__Given exercise__
Leave out the pictures and repeat everything else in the records exactly.

========

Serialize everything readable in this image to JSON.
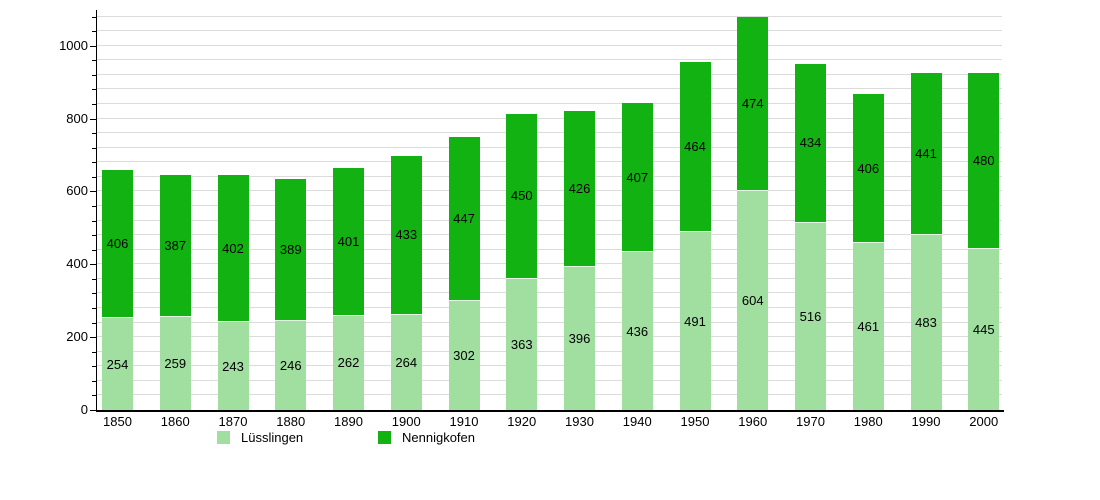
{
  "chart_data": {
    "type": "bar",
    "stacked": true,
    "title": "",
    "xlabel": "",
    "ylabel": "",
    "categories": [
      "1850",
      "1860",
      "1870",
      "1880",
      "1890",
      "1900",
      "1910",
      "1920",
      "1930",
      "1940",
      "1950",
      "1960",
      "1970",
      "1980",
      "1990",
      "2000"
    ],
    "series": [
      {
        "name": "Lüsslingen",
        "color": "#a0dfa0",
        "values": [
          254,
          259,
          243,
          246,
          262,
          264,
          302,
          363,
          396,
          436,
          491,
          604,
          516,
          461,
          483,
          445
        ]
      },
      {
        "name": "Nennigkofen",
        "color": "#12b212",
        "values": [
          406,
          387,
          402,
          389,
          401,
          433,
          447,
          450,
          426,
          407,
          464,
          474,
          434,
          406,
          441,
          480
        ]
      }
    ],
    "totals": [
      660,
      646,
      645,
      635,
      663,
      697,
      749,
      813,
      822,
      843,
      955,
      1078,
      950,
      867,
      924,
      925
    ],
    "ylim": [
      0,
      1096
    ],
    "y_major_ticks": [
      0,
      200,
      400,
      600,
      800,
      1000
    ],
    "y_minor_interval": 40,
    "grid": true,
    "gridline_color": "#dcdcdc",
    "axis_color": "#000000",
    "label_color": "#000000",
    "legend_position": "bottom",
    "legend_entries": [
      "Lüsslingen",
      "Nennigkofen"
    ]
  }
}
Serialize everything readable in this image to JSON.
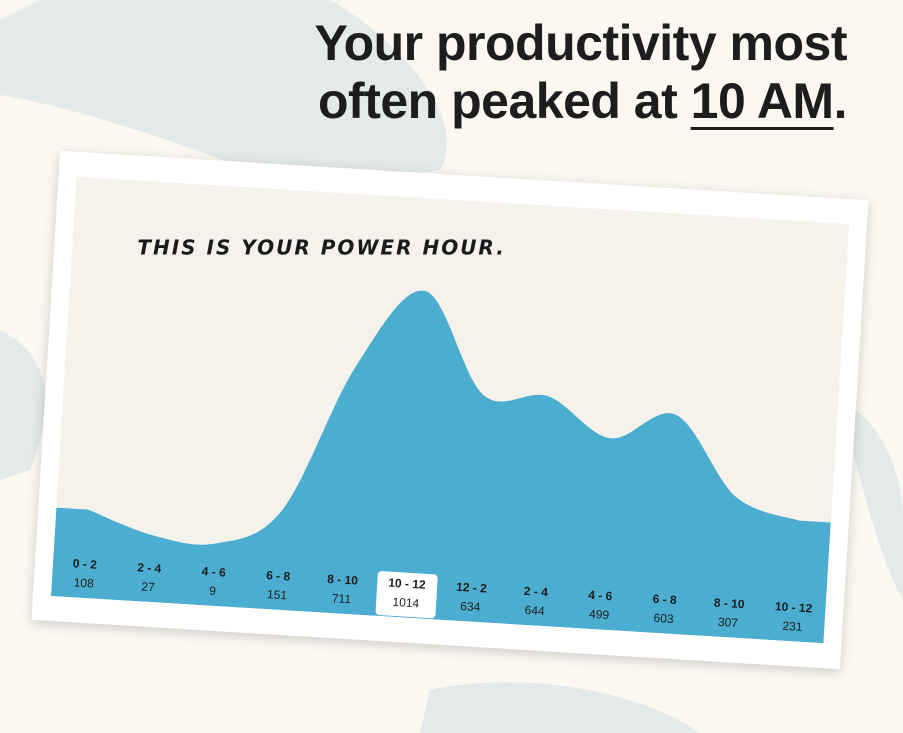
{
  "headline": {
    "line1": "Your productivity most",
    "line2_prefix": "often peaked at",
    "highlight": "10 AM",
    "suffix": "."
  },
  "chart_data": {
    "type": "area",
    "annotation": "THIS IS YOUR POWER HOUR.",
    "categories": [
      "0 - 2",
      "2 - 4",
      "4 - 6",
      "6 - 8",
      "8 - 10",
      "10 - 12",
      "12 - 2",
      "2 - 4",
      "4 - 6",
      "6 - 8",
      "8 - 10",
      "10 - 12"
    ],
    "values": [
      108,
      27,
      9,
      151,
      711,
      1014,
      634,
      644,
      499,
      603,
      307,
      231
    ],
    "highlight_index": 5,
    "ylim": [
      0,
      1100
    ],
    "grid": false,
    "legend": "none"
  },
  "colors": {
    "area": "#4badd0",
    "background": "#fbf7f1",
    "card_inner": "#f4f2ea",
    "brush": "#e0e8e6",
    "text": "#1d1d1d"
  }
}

========

__Correct response__
Serialize everything readable in this image to JSON.
{
  "chart_data": {
    "type": "bar",
    "stacked": true,
    "title": "",
    "xlabel": "",
    "ylabel": "",
    "categories": [
      "1850",
      "1860",
      "1870",
      "1880",
      "1890",
      "1900",
      "1910",
      "1920",
      "1930",
      "1940",
      "1950",
      "1960",
      "1970",
      "1980",
      "1990",
      "2000"
    ],
    "series": [
      {
        "name": "Lüsslingen",
        "color": "#a0dfa0",
        "values": [
          254,
          259,
          243,
          246,
          262,
          264,
          302,
          363,
          396,
          436,
          491,
          604,
          516,
          461,
          483,
          445
        ]
      },
      {
        "name": "Nennigkofen",
        "color": "#12b212",
        "values": [
          406,
          387,
          402,
          389,
          401,
          433,
          447,
          450,
          426,
          407,
          464,
          474,
          434,
          406,
          441,
          480
        ]
      }
    ],
    "totals": [
      660,
      646,
      645,
      635,
      663,
      697,
      749,
      813,
      822,
      843,
      955,
      1078,
      950,
      867,
      924,
      925
    ],
    "ylim": [
      0,
      1096
    ],
    "y_major_ticks": [
      0,
      200,
      400,
      600,
      800,
      1000
    ],
    "y_minor_interval": 40,
    "grid": true,
    "gridline_color": "#dcdcdc",
    "axis_color": "#000000",
    "label_color": "#000000",
    "legend_position": "bottom",
    "legend_entries": [
      "Lüsslingen",
      "Nennigkofen"
    ]
  }
}
Serialize everything readable in this image to JSON.
{
  "headline": {
    "line1": "Your productivity most",
    "line2_prefix": "often peaked at",
    "highlight": "10 AM",
    "suffix": "."
  },
  "chart_data": {
    "type": "area",
    "annotation": "THIS IS YOUR POWER HOUR.",
    "categories": [
      "0 - 2",
      "2 - 4",
      "4 - 6",
      "6 - 8",
      "8 - 10",
      "10 - 12",
      "12 - 2",
      "2 - 4",
      "4 - 6",
      "6 - 8",
      "8 - 10",
      "10 - 12"
    ],
    "values": [
      108,
      27,
      9,
      151,
      711,
      1014,
      634,
      644,
      499,
      603,
      307,
      231
    ],
    "highlight_index": 5,
    "ylim": [
      0,
      1100
    ],
    "grid": false,
    "legend": "none"
  },
  "colors": {
    "area": "#4badd0",
    "background": "#fbf7f1",
    "card_inner": "#f4f2ea",
    "brush": "#e0e8e6",
    "text": "#1d1d1d"
  }
}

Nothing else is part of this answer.